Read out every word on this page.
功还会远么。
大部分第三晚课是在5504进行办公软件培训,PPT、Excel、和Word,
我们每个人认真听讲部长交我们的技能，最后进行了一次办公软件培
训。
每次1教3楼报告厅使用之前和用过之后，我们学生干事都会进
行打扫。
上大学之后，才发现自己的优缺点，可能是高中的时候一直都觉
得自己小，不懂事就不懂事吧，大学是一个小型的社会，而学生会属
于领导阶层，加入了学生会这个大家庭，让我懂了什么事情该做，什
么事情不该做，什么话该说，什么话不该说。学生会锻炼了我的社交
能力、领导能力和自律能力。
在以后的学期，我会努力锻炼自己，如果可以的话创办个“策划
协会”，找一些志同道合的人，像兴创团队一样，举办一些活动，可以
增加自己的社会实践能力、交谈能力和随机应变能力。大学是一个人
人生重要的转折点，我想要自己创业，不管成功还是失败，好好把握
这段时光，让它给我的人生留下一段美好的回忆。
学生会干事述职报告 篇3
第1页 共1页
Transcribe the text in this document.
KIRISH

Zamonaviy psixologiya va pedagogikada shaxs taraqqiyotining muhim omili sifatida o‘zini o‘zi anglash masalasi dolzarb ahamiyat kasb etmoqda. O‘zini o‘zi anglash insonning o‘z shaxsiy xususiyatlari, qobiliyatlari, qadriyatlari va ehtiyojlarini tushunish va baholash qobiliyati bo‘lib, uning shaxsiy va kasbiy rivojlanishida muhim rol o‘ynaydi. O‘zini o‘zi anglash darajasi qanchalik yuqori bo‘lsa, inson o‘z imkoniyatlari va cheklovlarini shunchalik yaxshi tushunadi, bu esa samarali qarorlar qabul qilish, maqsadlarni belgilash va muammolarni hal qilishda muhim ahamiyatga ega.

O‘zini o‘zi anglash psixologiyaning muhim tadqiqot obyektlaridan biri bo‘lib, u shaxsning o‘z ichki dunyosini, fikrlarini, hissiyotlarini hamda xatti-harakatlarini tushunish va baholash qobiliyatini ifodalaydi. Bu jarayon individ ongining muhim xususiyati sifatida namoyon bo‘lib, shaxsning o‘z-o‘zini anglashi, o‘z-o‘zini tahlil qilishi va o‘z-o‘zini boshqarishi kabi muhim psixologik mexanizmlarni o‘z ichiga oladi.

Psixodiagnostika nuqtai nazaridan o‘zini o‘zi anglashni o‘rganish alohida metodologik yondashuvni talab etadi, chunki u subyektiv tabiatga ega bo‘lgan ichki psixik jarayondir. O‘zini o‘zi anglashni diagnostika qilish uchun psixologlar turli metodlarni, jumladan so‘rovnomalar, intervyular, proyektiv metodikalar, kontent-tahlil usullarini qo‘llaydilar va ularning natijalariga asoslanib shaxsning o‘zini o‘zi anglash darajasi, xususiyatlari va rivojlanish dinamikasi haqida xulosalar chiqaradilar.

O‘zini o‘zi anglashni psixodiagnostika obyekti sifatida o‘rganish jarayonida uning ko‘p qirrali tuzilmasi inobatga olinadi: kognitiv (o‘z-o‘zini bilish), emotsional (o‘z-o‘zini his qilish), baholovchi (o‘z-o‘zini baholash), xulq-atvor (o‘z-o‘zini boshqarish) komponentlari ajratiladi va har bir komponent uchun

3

• **Work instructions**:
Exact output of every entry is required.

• **Exercise result**:
Read out every word on this page.
功还会远么。
大部分第三晚课是在5504进行办公软件培训,PPT、Excel、和Word,
我们每个人认真听讲部长交我们的技能，最后进行了一次办公软件培
训。
每次1教3楼报告厅使用之前和用过之后，我们学生干事都会进
行打扫。
上大学之后，才发现自己的优缺点，可能是高中的时候一直都觉
得自己小，不懂事就不懂事吧，大学是一个小型的社会，而学生会属
于领导阶层，加入了学生会这个大家庭，让我懂了什么事情该做，什
么事情不该做，什么话该说，什么话不该说。学生会锻炼了我的社交
能力、领导能力和自律能力。
在以后的学期，我会努力锻炼自己，如果可以的话创办个“策划
协会”，找一些志同道合的人，像兴创团队一样，举办一些活动，可以
增加自己的社会实践能力、交谈能力和随机应变能力。大学是一个人
人生重要的转折点，我想要自己创业，不管成功还是失败，好好把握
这段时光，让它给我的人生留下一段美好的回忆。
学生会干事述职报告 篇3
第1页 共1页
Transcribe the text in this document.
KIRISH

Zamonaviy psixologiya va pedagogikada shaxs taraqqiyotining muhim omili sifatida o‘zini o‘zi anglash masalasi dolzarb ahamiyat kasb etmoqda. O‘zini o‘zi anglash insonning o‘z shaxsiy xususiyatlari, qobiliyatlari, qadriyatlari va ehtiyojlarini tushunish va baholash qobiliyati bo‘lib, uning shaxsiy va kasbiy rivojlanishida muhim rol o‘ynaydi. O‘zini o‘zi anglash darajasi qanchalik yuqori bo‘lsa, inson o‘z imkoniyatlari va cheklovlarini shunchalik yaxshi tushunadi, bu esa samarali qarorlar qabul qilish, maqsadlarni belgilash va muammolarni hal qilishda muhim ahamiyatga ega.

O‘zini o‘zi anglash psixologiyaning muhim tadqiqot obyektlaridan biri bo‘lib, u shaxsning o‘z ichki dunyosini, fikrlarini, hissiyotlarini hamda xatti-harakatlarini tushunish va baholash qobiliyatini ifodalaydi. Bu jarayon individ ongining muhim xususiyati sifatida namoyon bo‘lib, shaxsning o‘z-o‘zini anglashi, o‘z-o‘zini tahlil qilishi va o‘z-o‘zini boshqarishi kabi muhim psixologik mexanizmlarni o‘z ichiga oladi.

Psixodiagnostika nuqtai nazaridan o‘zini o‘zi anglashni o‘rganish alohida metodologik yondashuvni talab etadi, chunki u subyektiv tabiatga ega bo‘lgan ichki psixik jarayondir. O‘zini o‘zi anglashni diagnostika qilish uchun psixologlar turli metodlarni, jumladan so‘rovnomalar, intervyular, proyektiv metodikalar, kontent-tahlil usullarini qo‘llaydilar va ularning natijalariga asoslanib shaxsning o‘zini o‘zi anglash darajasi, xususiyatlari va rivojlanish dinamikasi haqida xulosalar chiqaradilar.

O‘zini o‘zi anglashni psixodiagnostika obyekti sifatida o‘rganish jarayonida uning ko‘p qirrali tuzilmasi inobatga olinadi: kognitiv (o‘z-o‘zini bilish), emotsional (o‘z-o‘zini his qilish), baholovchi (o‘z-o‘zini baholash), xulq-atvor (o‘z-o‘zini boshqarish) komponentlari ajratiladi va har bir komponent uchun

3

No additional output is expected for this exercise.